### Task list:
**A.** Answer these questions using the modeling tutorial:
(i) What accuracy, rounded to three places, does the null model reach on the test data?
(ii) Which engine is set for the logistic regression model?
(iii) What is the fifth of the modeling steps?
**B.** For each statement, say whether the modeling tutorial supports it. Answer yes or no, and quote the words of the tutorial that decide it.
(i) The null model predicts that households will not switch wells.
(ii) The printed workflow lists its preprocessor as a formula.
(iii) Fitting hyperparameters comes after fitting the model to training data.
**C.** Pick up the modeling tutorial after its last line and keep writing it.
━━━━━ Reading text
There are more households who switch in the data set, so the null model prediction is to switch wells, i.e. switch_well = 1.

If we always predict that a household will switch wells, how accurate is the prediction on test data?

null_accuracy <- sum(df_test$switch_well == 1)/length(df_test$switch_well)

null_accuracy %>% round(3)
## [1] 0.575

This represents a baseline that other models will be compared to.

### 4.6.3 Modeling steps using tidymodels

Using tidymodels, we will take the same steps to modeling for each type of model that we use.

1. Specify a model (e.g. logistic_reg(), boost_tree()) and set an engine
2. Create a workflow that specifies the model formula to fit and the model type
3. Fit any hyperparameters
4. Fit the model to training data
5. Predict using test data
6. Assess the model

### 4.6.4 Logistic regression model

#### 4.6.4.1 Model specification

$$\rightarrow$$ First specify a logistic regression model with the glm engine.

log_reg_model <- logistic_reg() %>%
set_engine("glm")

#### 4.6.4.2 Workflow

$$\rightarrow$$ Create a workflow that specifies the model formula to fit and add the model specification.

log_reg_wf <- workflow() %>%

log_reg_wf
## ══ Workflow ═════════════════════════════════════════════════════════════════════════════════════════════════
## Preprocessor: Formula
## Model: logistic_reg()
##
## ── Preprocessor ─────────────────────────────────────────────────────────────────────────────────────────────
## switch_well ~ .
━━━━━━━━━━
━━━━━ Data section
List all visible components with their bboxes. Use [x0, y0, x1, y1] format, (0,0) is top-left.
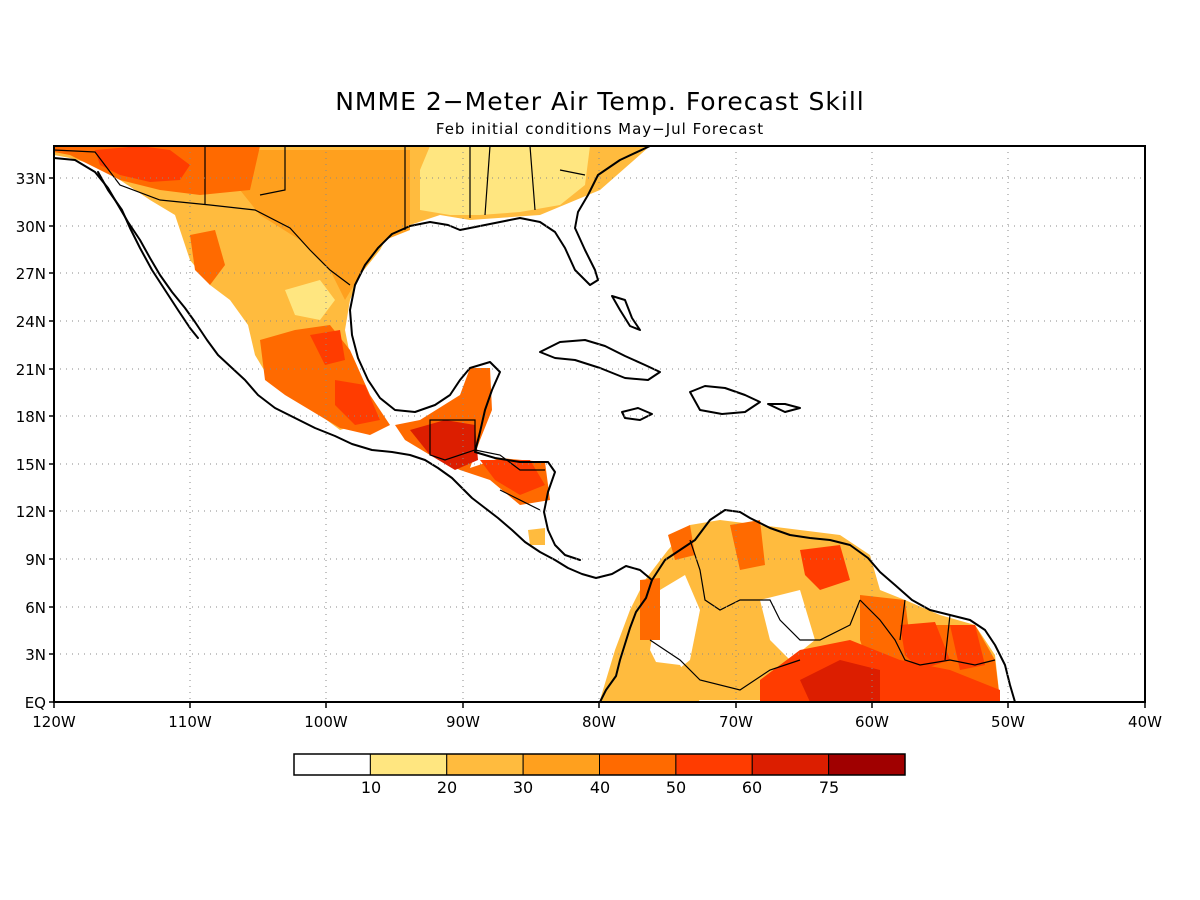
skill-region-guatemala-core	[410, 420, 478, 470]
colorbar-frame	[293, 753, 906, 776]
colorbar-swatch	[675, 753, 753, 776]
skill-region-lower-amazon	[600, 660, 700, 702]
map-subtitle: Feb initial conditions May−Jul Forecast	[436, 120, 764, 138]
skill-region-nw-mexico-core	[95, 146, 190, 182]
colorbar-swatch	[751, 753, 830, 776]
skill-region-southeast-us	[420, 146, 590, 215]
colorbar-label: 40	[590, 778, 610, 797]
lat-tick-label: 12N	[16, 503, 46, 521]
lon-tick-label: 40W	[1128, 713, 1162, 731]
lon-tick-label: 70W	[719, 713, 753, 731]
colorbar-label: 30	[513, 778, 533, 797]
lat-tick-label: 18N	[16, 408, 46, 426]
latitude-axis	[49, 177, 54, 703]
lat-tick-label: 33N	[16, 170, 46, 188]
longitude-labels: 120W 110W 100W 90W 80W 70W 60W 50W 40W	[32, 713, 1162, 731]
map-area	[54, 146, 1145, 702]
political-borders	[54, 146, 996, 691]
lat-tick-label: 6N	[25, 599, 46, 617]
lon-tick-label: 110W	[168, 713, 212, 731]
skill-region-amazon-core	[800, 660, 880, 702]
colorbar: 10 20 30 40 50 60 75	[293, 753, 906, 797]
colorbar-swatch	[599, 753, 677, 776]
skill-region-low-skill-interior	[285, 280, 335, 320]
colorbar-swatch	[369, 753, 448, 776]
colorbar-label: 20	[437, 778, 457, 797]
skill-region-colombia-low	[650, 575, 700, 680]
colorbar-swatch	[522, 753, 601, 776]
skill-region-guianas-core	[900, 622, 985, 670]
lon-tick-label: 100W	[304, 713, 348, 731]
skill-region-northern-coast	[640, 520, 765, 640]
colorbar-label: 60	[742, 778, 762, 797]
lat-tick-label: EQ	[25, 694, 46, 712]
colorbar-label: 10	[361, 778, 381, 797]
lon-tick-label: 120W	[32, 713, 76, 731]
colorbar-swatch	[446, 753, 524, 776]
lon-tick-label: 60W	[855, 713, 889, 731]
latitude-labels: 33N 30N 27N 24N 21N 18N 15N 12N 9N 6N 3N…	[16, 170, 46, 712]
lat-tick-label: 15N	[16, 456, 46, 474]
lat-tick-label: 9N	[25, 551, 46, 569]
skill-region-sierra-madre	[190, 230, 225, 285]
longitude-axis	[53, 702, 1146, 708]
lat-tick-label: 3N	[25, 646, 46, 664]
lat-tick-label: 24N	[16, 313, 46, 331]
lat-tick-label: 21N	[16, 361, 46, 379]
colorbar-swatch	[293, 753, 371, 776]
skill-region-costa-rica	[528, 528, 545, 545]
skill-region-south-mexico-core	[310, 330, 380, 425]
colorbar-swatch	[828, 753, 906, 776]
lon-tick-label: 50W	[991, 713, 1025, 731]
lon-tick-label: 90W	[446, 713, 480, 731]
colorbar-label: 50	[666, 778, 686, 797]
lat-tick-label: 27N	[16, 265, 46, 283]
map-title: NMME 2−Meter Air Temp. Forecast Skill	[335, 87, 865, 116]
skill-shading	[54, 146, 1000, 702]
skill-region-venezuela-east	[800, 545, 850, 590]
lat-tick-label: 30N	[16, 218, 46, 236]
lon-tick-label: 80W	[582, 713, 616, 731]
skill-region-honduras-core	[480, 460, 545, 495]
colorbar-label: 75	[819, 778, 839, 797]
━━━━━━━━━━
━━━━━ Data section
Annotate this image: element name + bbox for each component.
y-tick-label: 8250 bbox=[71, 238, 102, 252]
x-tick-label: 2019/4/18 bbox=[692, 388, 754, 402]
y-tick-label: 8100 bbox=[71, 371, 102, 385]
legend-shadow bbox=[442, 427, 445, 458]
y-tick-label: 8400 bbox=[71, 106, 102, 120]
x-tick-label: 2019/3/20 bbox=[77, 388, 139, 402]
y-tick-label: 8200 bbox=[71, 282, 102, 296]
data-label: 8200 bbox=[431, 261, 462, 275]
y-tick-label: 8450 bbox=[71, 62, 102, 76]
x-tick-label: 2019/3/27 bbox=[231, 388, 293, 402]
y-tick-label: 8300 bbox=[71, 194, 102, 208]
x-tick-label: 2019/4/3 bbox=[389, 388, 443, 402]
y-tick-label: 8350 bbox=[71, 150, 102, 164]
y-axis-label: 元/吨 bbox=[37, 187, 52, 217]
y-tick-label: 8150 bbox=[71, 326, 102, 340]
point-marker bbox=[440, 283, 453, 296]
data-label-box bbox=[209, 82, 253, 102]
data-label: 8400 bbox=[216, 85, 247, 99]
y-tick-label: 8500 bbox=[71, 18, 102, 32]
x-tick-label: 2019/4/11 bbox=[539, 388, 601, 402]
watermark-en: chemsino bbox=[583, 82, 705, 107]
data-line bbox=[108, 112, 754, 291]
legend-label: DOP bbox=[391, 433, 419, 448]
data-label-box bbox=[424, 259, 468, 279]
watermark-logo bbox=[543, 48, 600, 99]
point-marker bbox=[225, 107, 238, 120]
━━━━━━━━━━
### Expected outputs:
**A.**
(i) 0.575
(ii) glm
(iii) Predict using test data

**B.**
(i) No: "the null model prediction is to switch wells, i.e. switch_well = 1."
(ii) Yes: "## Preprocessor: Formula"
(iii) No: "3. Fit any hyperparameters" comes before "4. Fit the model to training data"

**C.**
##
## ── Model ────────────────────────────────────────────────────────────────────────────────────────────────────
## Logistic Regression Model Specification (classification)
##
## Computational engine: glm

#### 4.6.4.3 Fit to training data

Fit the model to the training data and explore the coefficients.

$$\rightarrow$$ First fit the model.

log_reg_fit <- log_reg_wf %>%
fit(df_train)

$$\rightarrow$$ Examine the coefficients

tidy(log_reg_fit)
## # A tibble: 5 × 5
##   term         estimate std.error statistic  p.value
##   <chr>           <dbl>     <dbl>     <dbl>    <dbl>
## 1 (Intercept)   -0.136     0.112      -1.22 2.22e- 1
## 2 arsenic        0.428     0.0451      9.49 2.37e-21
## 3 distance      -0.898     0.117      -7.70 1.33e-14
## 4 association1  -0.113     0.0861     -1.31 1.89e- 1
## 5 education      0.0476    0.0106      4.47 7.90e- 6

In the full model, association1 and education are not statistically significant.

#### 4.6.4.4 Predict test data

$$\rightarrow$$ Generate predictions and bind the predictions together with the true switch_well values from the test data.

predictions_log_reg <- log_reg_fit %>%
predict(new_data = df_test) %>%
bind_cols(df_test %>% select(switch_well))

Binding the predictions and actual values together into one tibble will help us to plot the confusion matrix and to compute measures of accuracy.

#### 4.6.4.5 Assess fit

$$\rightarrow$$ Plot the confusion matrix.

predictions_log_reg %>%
conf_mat(switch_well, .pred_class) %>%
pluck(1) %>%
as_tibble() %>%
ggplot(aes(Prediction, Truth, alpha = n)) +
geom_tile(show.legend = FALSE) +
geom_text(aes(label = n), color = "blue", alpha = 1, size = 10)

We will further analyze the performance of the model quantitatively by computing the prediction accuracy, the sensitivity, and the specificity. You should first convince yourself that you can compute these quantities by hand from the confusion matrix.

$$\rightarrow$$ Get the prediction accuracy. This prediction accuracy is equal to the proportion of correct predictions in the test data set.

predictions_log_reg %>%
metrics(switch_well, .pred_class) %>%
select(-.estimator) %>%
filter(.metric == "accuracy") %>%
mutate(.estimate = round(.estimate,3))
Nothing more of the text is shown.